— Start of SOURCE RECORDS —

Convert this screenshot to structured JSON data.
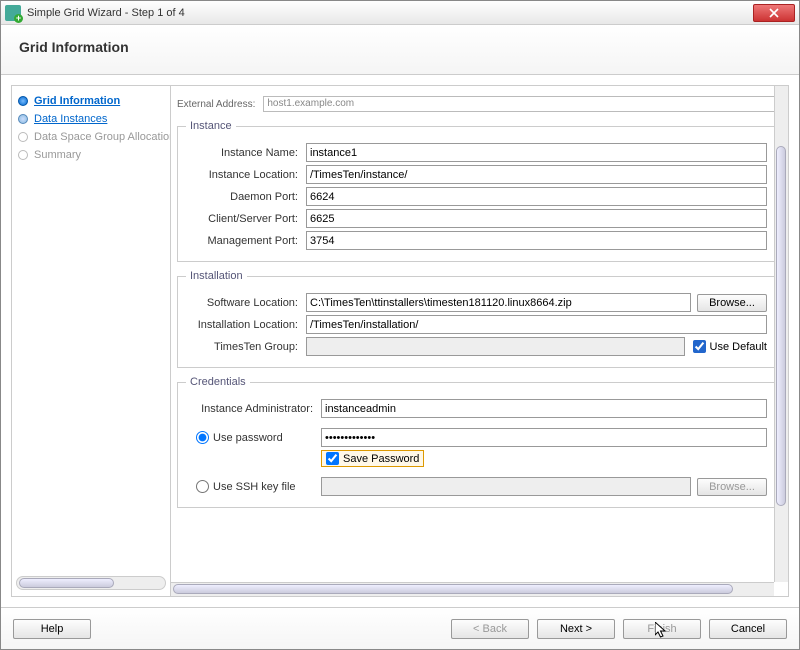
{
  "window": {
    "title": "Simple Grid Wizard - Step 1 of 4"
  },
  "header": {
    "title": "Grid Information"
  },
  "sidebar": {
    "steps": [
      {
        "label": "Grid Information",
        "state": "active"
      },
      {
        "label": "Data Instances",
        "state": "link"
      },
      {
        "label": "Data Space Group Allocation",
        "state": "dim"
      },
      {
        "label": "Summary",
        "state": "dim"
      }
    ]
  },
  "top_truncated": {
    "label": "External Address:",
    "value": "host1.example.com"
  },
  "instance": {
    "legend": "Instance",
    "name_label": "Instance Name:",
    "name_value": "instance1",
    "location_label": "Instance Location:",
    "location_value": "/TimesTen/instance/",
    "daemon_label": "Daemon Port:",
    "daemon_value": "6624",
    "cs_label": "Client/Server Port:",
    "cs_value": "6625",
    "mgmt_label": "Management Port:",
    "mgmt_value": "3754"
  },
  "installation": {
    "legend": "Installation",
    "software_label": "Software Location:",
    "software_value": "C:\\TimesTen\\ttinstallers\\timesten181120.linux8664.zip",
    "browse": "Browse...",
    "install_label": "Installation Location:",
    "install_value": "/TimesTen/installation/",
    "group_label": "TimesTen Group:",
    "group_value": "",
    "use_default": "Use Default"
  },
  "credentials": {
    "legend": "Credentials",
    "admin_label": "Instance Administrator:",
    "admin_value": "instanceadmin",
    "use_password": "Use password",
    "password_value": "•••••••••••••",
    "save_password": "Save Password",
    "use_ssh": "Use SSH key file",
    "browse": "Browse..."
  },
  "footer": {
    "help": "Help",
    "back": "< Back",
    "next": "Next >",
    "finish": "Finish",
    "cancel": "Cancel"
  }
}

— End of SOURCE RECORDS —

▶ CHALLENGE: Consider the entries above and return each line with the string "title".

▶ ANSWER FOR THIS EXERCISE:
    "title": "Simple Grid Wizard - Step 1 of 4"
    "title": "Grid Information"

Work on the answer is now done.